**WORK REQUIRED**
Search the data below for "ylabel"; list each line that holds it.
* begin SUPPLIED RECORDS *
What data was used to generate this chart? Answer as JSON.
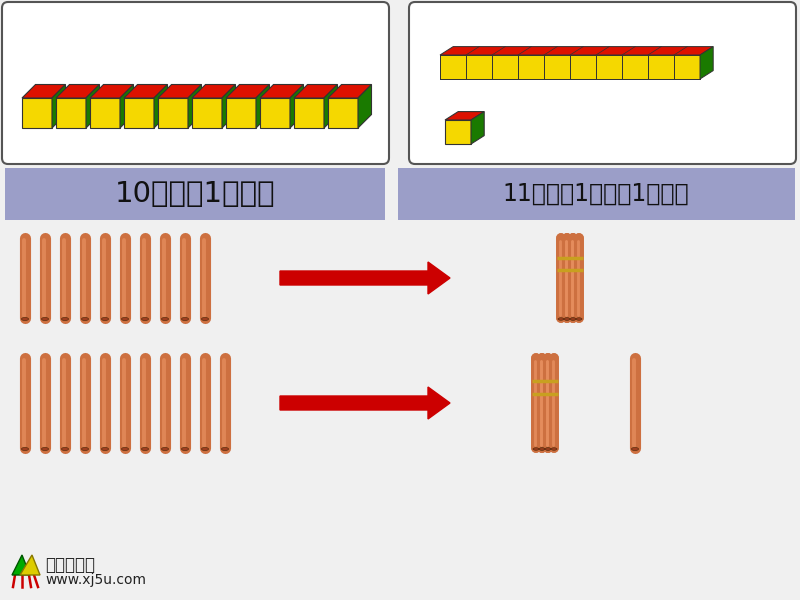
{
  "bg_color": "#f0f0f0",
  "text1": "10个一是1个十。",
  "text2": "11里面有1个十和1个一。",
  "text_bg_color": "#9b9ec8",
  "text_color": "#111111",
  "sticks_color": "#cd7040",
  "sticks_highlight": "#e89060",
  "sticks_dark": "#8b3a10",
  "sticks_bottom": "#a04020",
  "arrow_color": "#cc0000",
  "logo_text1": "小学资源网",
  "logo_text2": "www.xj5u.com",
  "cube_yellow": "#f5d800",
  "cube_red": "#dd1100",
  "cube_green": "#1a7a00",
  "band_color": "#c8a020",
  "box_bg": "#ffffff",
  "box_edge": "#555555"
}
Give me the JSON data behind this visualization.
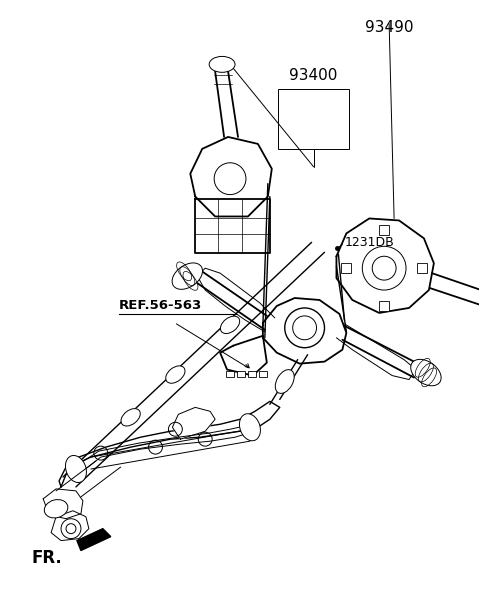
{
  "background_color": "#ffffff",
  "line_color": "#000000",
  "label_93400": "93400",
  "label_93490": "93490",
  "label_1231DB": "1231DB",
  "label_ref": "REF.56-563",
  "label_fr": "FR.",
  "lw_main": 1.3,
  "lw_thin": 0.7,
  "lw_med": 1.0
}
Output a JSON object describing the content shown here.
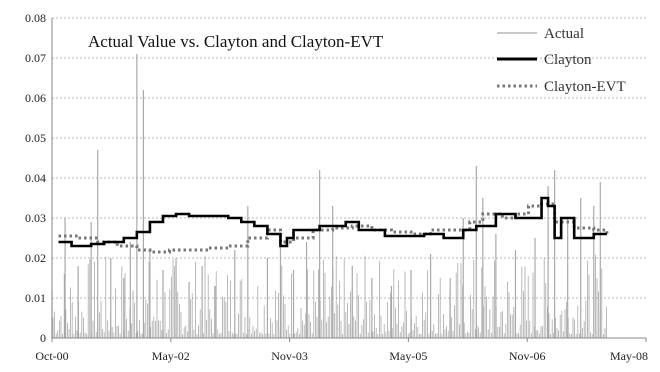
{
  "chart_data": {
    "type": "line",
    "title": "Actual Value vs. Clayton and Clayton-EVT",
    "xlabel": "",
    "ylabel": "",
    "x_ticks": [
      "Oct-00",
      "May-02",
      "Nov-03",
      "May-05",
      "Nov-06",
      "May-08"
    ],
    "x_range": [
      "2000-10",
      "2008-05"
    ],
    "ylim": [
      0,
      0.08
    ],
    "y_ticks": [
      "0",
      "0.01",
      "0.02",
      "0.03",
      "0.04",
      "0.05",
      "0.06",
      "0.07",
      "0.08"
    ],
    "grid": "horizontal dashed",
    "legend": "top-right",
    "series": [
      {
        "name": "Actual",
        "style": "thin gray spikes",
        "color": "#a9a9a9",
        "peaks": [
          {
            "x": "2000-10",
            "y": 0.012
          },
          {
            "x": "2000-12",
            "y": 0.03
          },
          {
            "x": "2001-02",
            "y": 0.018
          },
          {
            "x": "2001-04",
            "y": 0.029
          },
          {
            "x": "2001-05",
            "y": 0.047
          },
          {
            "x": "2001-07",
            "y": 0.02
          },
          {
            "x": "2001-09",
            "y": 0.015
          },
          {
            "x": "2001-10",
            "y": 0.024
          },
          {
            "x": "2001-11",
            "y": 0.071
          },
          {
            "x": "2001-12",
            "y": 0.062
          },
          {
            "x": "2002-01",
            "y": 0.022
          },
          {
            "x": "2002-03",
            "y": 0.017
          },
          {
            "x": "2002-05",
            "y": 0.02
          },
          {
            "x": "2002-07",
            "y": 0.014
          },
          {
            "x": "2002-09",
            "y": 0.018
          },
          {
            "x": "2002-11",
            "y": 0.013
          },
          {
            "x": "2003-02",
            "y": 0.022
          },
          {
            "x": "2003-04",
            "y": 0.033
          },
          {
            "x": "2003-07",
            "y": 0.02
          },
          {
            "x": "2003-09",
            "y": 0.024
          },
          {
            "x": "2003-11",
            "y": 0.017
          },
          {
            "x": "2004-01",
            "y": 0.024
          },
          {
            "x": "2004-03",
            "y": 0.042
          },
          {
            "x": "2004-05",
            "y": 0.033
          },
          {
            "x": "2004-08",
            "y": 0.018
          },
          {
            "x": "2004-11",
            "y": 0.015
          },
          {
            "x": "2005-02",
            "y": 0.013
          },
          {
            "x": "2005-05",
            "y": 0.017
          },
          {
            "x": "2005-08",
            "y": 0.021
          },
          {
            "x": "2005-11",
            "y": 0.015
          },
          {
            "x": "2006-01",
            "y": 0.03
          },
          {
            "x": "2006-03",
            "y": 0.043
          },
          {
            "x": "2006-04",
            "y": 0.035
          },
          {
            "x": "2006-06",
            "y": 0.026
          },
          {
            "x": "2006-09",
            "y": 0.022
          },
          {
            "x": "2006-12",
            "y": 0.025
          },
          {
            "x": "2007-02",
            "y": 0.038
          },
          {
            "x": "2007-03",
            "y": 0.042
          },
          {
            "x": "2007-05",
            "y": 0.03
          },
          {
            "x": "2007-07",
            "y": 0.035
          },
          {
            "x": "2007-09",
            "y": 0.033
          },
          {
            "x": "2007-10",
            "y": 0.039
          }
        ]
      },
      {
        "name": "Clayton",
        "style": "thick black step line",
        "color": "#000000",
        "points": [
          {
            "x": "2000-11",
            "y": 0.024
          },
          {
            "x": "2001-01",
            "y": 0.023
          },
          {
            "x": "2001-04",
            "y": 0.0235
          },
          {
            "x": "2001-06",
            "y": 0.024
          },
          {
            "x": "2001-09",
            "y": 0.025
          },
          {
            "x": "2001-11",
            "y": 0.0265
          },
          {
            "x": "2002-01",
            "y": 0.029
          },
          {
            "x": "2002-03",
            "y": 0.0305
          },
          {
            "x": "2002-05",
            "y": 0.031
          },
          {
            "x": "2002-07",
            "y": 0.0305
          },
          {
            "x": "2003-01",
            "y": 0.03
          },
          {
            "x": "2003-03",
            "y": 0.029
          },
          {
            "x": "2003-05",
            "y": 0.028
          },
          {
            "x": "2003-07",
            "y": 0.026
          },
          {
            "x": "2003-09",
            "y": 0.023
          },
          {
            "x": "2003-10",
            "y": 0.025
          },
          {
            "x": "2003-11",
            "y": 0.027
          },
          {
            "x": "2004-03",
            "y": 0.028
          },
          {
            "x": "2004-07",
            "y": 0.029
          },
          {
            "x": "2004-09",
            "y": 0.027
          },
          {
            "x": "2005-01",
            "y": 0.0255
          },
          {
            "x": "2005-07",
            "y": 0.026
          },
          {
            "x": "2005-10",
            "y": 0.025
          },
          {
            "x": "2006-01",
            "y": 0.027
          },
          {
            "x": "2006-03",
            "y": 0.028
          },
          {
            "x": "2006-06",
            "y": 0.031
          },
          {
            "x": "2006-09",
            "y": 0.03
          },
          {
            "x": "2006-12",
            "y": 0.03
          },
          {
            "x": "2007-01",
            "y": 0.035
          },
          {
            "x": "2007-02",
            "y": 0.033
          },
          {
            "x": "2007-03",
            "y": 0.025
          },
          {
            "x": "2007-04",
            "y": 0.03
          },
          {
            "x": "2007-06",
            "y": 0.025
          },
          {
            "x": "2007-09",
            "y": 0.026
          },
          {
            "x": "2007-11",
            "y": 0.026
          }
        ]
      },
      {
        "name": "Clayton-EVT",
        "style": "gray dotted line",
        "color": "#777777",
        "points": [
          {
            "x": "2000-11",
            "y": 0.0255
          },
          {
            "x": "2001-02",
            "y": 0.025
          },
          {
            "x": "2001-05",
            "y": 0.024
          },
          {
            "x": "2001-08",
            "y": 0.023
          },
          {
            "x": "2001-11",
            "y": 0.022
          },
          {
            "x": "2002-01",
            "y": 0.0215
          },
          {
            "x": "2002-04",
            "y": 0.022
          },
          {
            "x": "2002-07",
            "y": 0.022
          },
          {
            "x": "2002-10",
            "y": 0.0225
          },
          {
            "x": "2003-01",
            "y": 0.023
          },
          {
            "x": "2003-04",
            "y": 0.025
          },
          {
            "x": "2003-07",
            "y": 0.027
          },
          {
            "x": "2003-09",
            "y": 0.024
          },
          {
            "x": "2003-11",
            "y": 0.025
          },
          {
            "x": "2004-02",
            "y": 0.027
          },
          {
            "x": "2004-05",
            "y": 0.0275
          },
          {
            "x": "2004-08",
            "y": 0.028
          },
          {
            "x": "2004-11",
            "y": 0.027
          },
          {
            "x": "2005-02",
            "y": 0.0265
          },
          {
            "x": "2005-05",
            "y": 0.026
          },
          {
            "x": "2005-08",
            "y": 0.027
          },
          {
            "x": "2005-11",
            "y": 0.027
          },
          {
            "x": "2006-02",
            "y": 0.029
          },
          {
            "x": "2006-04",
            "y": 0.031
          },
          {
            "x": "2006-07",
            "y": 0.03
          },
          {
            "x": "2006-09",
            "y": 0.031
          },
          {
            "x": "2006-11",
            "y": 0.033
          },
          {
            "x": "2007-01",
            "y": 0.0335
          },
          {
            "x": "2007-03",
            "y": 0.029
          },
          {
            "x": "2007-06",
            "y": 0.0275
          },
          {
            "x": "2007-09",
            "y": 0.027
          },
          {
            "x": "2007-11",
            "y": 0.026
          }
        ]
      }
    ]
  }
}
* end SUPPLIED RECORDS *
* begin SUPPLIED RECORDS *
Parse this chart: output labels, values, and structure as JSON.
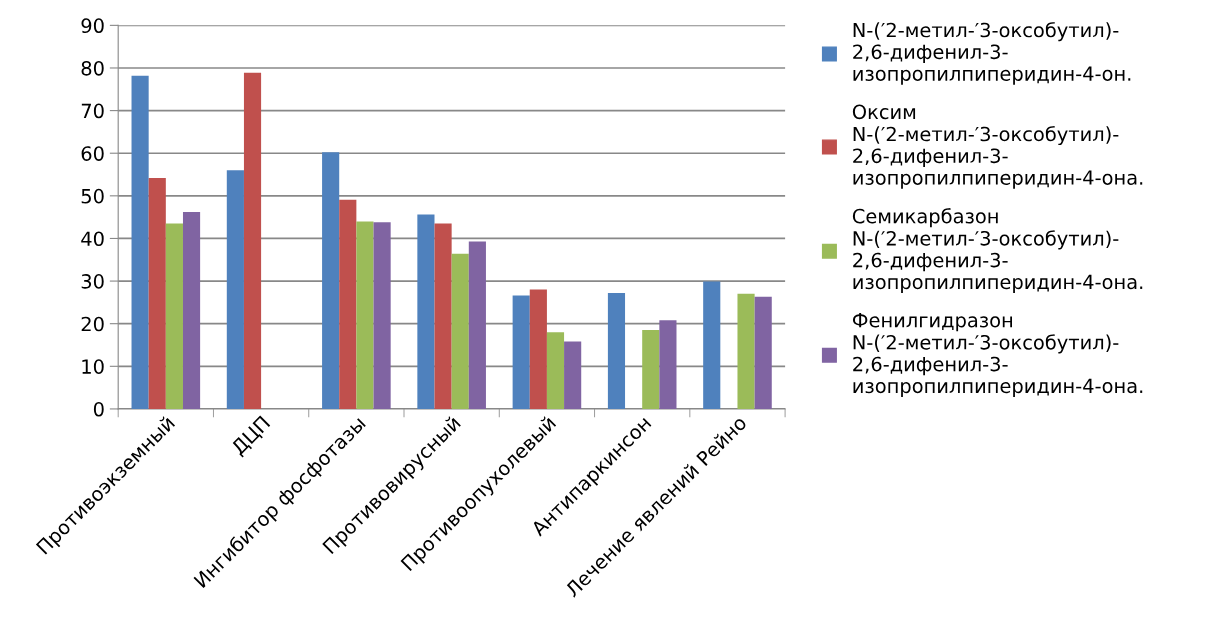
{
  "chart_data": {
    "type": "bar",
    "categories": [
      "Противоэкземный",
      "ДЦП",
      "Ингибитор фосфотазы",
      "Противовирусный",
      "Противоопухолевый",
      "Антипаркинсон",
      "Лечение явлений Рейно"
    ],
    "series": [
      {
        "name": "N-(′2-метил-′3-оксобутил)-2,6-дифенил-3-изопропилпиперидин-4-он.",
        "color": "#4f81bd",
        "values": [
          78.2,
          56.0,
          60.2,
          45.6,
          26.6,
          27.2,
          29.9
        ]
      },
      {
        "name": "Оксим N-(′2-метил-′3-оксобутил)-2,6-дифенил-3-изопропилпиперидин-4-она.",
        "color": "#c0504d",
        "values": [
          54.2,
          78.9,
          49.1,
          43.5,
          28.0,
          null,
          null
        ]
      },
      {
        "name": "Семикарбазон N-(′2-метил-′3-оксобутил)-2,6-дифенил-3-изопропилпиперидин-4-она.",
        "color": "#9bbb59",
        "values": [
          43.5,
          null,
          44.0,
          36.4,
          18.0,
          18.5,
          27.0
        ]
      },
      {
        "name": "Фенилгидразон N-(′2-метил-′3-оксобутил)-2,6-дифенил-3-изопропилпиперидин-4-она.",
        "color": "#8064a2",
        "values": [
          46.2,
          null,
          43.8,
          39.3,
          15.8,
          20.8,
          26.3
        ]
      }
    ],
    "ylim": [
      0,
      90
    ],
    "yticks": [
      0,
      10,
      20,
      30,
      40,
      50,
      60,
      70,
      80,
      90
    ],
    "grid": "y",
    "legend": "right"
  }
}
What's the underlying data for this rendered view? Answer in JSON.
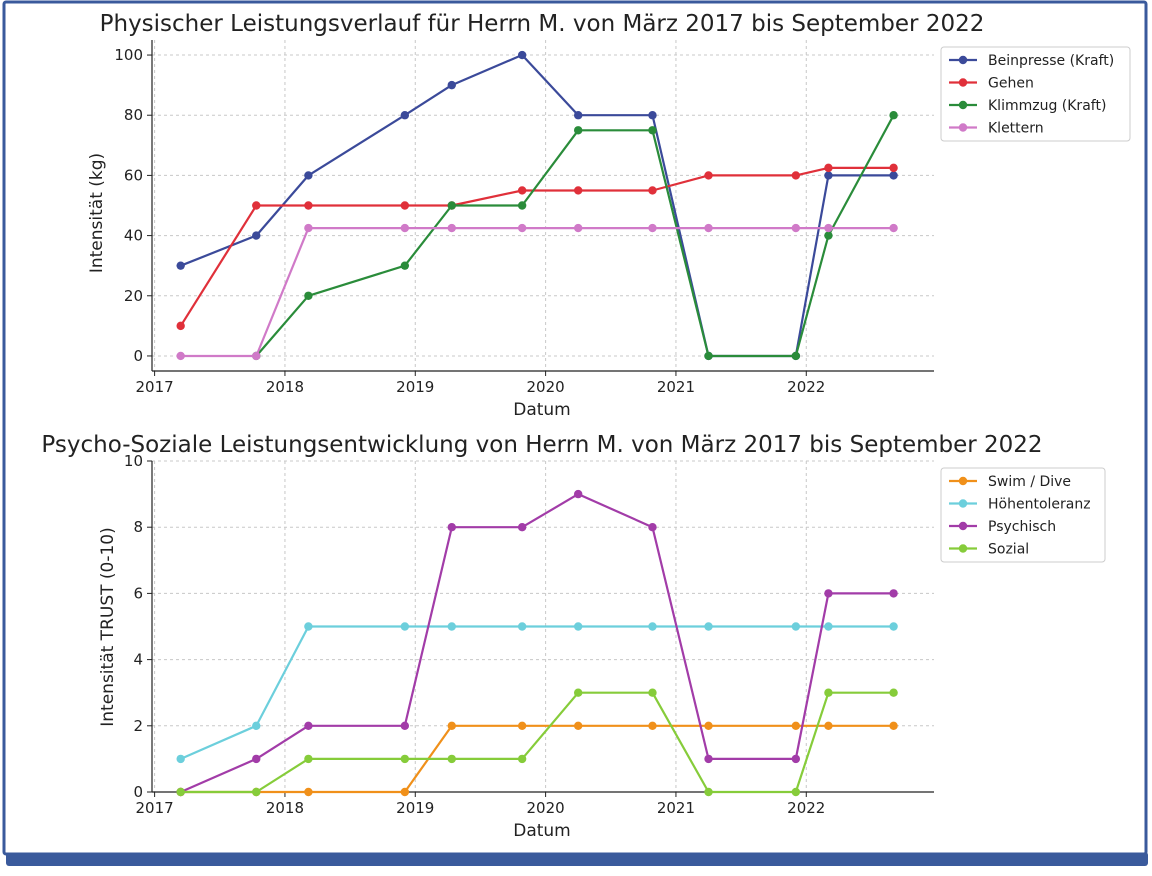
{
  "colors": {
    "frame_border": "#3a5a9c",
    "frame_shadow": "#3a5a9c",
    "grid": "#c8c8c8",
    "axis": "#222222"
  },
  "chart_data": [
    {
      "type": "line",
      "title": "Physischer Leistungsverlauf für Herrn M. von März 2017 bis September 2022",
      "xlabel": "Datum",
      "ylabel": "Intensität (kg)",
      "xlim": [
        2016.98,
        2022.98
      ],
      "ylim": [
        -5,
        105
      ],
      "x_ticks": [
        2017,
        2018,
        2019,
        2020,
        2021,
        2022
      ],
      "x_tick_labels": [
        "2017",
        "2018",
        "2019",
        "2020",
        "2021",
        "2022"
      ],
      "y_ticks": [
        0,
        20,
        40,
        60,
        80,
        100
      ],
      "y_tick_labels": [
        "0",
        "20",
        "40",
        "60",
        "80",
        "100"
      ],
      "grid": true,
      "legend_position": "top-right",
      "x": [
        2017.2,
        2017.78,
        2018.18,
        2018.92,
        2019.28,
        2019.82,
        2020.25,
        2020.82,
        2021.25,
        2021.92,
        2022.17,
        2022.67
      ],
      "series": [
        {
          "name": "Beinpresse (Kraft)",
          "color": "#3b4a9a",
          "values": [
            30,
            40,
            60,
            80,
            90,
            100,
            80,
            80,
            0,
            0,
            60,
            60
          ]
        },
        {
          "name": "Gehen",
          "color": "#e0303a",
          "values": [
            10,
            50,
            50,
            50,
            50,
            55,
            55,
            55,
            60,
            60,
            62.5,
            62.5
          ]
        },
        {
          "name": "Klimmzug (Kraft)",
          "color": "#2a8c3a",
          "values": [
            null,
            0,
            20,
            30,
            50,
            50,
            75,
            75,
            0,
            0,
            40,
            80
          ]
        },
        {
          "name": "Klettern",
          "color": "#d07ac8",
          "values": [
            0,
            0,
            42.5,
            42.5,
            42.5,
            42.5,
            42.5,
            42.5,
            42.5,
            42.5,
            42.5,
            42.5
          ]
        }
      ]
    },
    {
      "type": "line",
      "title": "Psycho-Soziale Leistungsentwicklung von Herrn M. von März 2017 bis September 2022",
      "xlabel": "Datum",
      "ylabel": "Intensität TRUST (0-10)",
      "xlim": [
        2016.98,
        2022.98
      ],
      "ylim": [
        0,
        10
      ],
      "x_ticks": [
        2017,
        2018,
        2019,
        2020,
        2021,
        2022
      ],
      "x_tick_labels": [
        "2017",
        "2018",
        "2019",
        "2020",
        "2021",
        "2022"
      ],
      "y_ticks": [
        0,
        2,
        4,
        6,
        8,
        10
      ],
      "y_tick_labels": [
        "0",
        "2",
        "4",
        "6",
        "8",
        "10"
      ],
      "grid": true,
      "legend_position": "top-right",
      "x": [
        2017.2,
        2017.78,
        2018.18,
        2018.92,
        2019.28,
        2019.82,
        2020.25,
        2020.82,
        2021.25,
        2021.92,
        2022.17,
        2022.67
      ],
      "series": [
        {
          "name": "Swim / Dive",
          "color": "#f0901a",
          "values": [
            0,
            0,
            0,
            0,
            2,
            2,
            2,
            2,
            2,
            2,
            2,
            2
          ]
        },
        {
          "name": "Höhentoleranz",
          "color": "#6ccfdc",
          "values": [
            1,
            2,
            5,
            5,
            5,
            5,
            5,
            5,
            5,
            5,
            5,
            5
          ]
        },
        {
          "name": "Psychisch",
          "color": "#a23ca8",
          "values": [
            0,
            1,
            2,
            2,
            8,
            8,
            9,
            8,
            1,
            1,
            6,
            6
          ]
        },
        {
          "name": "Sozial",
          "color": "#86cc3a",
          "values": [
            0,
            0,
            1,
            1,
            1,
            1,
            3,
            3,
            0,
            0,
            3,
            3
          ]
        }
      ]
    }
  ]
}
* end SUPPLIED RECORDS *
**COMPLETE RESPONSE**
    "ylabel": "",
      "ylabel": "Intensität (kg)",
      "ylabel": "Intensität TRUST (0-10)",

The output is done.